● What the exercise asks
Identify every line containing the word "John" and reproduce each one.

═════ Material to process

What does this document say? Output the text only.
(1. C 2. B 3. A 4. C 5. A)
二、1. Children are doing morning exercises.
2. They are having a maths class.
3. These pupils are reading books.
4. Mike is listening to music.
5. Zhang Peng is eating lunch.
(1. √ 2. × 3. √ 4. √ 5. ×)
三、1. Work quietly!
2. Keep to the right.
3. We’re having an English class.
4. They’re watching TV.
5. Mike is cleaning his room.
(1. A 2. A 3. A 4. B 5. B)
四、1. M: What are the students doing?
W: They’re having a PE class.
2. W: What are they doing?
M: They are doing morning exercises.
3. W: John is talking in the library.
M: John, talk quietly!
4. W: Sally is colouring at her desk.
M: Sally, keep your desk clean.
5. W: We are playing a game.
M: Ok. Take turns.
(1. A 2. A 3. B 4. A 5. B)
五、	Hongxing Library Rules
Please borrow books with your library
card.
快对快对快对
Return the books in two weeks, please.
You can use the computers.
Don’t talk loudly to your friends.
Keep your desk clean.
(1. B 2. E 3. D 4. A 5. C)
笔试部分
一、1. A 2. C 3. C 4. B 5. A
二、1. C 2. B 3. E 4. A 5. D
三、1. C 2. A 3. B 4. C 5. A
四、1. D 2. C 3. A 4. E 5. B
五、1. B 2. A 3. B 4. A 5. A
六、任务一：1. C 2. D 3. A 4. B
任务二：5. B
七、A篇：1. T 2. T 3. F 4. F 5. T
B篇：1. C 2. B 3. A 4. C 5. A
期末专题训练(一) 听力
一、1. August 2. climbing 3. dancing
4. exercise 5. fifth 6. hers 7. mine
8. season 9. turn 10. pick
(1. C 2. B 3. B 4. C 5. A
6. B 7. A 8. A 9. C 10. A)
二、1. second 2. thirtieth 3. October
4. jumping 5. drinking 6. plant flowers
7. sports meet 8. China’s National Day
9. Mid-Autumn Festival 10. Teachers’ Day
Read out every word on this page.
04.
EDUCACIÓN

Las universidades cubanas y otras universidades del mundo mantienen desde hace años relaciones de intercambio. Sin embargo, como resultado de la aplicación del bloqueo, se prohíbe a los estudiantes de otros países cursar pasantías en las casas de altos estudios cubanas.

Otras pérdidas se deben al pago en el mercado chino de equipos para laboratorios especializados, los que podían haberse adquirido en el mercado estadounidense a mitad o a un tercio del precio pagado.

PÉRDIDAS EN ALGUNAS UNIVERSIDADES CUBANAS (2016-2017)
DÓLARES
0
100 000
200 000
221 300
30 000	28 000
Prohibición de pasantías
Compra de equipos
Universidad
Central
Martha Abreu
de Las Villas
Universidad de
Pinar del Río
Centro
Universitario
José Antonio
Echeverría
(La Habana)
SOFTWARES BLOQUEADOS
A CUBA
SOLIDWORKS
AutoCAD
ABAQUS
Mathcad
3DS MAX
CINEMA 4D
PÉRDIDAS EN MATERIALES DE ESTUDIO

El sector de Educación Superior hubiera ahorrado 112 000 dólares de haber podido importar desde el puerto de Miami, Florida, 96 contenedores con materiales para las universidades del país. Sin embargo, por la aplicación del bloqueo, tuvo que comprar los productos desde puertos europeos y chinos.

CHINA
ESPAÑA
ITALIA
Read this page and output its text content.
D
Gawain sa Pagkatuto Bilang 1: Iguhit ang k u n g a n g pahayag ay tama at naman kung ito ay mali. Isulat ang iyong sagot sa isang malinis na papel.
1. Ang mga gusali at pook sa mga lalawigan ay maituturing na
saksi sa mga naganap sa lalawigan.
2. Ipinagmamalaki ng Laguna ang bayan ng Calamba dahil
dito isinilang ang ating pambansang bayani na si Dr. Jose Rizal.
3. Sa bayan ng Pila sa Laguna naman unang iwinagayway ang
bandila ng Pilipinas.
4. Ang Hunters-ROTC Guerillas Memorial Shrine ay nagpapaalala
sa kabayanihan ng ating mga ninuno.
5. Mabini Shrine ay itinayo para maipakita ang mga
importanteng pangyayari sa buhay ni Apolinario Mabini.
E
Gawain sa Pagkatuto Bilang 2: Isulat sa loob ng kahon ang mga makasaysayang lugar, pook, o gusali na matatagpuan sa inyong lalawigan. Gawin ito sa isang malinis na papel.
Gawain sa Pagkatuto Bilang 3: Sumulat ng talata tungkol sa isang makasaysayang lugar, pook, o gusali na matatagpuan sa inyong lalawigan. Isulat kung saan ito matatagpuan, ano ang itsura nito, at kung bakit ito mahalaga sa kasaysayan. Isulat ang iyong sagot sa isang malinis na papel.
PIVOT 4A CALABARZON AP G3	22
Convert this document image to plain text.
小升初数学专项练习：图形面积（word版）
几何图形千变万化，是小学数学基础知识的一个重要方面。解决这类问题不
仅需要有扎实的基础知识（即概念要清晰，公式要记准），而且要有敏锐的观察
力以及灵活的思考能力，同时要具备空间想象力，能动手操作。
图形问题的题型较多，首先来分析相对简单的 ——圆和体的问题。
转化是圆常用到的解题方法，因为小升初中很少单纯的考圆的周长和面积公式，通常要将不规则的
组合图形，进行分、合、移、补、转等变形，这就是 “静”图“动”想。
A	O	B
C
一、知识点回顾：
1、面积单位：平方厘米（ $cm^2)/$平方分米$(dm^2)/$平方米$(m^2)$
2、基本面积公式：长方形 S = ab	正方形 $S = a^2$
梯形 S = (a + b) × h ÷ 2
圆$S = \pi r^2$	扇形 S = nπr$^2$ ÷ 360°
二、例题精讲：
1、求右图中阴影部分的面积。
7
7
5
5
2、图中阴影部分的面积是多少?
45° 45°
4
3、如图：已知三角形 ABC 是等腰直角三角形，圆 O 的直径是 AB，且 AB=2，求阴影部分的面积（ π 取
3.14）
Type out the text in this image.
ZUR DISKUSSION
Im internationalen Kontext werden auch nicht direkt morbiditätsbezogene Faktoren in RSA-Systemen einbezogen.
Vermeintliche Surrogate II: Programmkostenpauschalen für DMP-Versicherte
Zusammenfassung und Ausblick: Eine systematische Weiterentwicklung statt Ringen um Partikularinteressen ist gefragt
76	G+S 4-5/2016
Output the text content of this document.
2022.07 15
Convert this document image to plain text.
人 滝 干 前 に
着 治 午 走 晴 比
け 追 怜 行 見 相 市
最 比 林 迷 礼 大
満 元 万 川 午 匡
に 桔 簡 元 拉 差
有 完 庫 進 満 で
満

══════════

● The result
3. W: John is talking in the library.
M: John, talk quietly!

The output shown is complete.